## Stated task
Lines holding the string "over" are the ones to copy from this listing.

Records excerpted from a collection
[Start]

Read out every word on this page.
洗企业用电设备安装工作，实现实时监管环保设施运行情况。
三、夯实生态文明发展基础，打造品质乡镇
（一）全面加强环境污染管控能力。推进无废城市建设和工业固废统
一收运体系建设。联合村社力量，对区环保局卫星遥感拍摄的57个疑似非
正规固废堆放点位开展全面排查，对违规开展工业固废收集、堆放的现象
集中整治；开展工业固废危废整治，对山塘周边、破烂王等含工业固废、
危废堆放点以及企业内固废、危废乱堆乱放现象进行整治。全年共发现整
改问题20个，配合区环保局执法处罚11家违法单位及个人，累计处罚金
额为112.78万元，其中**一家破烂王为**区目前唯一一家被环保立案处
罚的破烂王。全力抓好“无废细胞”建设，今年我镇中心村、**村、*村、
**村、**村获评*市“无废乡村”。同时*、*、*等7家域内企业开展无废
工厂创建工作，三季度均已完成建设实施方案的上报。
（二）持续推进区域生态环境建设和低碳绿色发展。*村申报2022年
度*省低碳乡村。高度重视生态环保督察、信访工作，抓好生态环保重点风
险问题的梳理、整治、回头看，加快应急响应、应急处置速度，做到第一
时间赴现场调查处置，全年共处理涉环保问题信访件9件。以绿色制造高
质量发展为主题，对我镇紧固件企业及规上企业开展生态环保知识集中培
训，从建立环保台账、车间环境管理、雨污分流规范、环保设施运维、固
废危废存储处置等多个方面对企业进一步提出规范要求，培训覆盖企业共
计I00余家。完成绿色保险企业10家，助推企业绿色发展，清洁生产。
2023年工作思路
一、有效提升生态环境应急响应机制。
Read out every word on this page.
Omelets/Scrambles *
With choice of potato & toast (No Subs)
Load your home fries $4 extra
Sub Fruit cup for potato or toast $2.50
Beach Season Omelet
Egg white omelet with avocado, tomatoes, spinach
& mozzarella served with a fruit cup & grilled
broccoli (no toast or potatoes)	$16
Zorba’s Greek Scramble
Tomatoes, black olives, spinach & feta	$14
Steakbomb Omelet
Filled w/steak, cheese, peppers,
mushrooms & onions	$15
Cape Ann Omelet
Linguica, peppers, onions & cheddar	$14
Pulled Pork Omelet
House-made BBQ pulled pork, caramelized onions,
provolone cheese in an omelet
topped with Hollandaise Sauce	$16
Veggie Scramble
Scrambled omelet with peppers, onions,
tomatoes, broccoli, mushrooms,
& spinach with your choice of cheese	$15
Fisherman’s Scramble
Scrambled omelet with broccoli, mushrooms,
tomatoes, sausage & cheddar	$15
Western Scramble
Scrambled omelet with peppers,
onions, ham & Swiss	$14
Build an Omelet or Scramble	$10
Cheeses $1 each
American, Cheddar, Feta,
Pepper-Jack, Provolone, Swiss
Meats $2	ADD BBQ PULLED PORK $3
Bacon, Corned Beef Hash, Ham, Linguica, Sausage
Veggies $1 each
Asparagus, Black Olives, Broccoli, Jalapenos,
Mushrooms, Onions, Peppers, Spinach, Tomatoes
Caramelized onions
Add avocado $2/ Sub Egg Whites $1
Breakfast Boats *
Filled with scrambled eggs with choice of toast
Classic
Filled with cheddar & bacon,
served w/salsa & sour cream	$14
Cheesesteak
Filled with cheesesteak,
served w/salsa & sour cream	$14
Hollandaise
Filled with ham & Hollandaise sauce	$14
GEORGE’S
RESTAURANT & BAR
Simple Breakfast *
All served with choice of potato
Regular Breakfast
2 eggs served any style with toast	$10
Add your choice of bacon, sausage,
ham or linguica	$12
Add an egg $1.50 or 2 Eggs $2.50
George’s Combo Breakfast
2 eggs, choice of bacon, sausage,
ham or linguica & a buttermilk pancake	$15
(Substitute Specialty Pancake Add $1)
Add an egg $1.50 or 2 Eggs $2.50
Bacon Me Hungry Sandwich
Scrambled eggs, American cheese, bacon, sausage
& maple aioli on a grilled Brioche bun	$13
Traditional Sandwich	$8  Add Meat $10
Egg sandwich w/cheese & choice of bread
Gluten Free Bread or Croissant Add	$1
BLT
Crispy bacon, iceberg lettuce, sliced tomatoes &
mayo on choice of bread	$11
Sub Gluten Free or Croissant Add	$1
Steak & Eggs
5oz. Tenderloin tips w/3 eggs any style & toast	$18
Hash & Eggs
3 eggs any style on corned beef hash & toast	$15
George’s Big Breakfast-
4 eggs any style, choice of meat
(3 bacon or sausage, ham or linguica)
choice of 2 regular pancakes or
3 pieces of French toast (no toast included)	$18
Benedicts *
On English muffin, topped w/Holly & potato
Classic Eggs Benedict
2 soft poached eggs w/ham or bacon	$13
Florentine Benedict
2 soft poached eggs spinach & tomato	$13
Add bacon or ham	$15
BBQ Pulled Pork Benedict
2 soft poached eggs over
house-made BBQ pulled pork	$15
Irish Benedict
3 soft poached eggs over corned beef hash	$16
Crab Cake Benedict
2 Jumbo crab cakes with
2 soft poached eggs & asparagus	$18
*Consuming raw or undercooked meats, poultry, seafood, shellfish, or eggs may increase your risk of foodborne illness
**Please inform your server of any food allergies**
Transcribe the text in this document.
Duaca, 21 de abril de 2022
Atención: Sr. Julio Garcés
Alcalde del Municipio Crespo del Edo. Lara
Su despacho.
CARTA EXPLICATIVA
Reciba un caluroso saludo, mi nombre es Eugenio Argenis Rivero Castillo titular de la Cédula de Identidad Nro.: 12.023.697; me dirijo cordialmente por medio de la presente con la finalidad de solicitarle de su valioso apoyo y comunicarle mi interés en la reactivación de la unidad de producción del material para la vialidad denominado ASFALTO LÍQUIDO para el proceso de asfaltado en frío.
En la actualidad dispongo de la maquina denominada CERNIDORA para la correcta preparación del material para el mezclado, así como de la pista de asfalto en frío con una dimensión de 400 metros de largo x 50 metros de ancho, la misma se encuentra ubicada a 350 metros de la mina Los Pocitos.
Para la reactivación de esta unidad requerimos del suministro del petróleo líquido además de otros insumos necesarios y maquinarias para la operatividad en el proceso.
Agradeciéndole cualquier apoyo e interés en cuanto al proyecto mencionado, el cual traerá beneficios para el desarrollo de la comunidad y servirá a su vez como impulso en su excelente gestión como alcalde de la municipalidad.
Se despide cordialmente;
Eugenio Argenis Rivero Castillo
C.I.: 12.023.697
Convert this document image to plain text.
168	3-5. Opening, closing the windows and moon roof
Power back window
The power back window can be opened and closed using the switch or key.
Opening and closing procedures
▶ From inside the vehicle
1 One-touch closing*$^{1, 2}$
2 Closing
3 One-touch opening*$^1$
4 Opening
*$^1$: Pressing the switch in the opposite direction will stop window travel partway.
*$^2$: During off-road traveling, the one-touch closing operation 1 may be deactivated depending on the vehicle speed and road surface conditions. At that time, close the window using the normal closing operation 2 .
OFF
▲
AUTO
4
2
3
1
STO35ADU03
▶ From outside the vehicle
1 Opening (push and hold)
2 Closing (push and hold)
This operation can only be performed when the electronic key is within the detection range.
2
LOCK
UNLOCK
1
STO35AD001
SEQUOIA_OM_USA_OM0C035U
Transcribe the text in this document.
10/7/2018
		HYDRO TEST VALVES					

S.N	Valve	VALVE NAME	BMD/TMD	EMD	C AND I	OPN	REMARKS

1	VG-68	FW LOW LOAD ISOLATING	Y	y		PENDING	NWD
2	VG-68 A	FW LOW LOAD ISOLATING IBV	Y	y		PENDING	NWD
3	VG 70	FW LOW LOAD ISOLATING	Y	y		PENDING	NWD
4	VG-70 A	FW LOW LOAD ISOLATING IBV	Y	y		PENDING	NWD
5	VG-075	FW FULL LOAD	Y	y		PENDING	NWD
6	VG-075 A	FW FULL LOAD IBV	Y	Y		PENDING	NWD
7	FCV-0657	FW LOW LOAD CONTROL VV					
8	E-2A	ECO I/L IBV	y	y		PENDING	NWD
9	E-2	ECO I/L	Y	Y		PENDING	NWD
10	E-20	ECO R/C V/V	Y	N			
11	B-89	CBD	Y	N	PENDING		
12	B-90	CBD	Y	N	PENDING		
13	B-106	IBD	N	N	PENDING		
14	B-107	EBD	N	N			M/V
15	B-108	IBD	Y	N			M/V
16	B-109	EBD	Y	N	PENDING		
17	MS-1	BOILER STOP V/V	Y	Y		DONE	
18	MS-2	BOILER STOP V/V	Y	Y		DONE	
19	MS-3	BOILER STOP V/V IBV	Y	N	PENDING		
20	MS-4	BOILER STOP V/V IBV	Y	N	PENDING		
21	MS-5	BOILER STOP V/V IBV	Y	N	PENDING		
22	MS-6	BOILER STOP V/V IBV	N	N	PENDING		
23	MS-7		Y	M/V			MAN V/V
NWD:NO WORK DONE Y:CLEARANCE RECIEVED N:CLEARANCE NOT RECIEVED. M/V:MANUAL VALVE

[End]

## Output of the task
2 soft poached eggs over
3 soft poached eggs over corned beef hash	$16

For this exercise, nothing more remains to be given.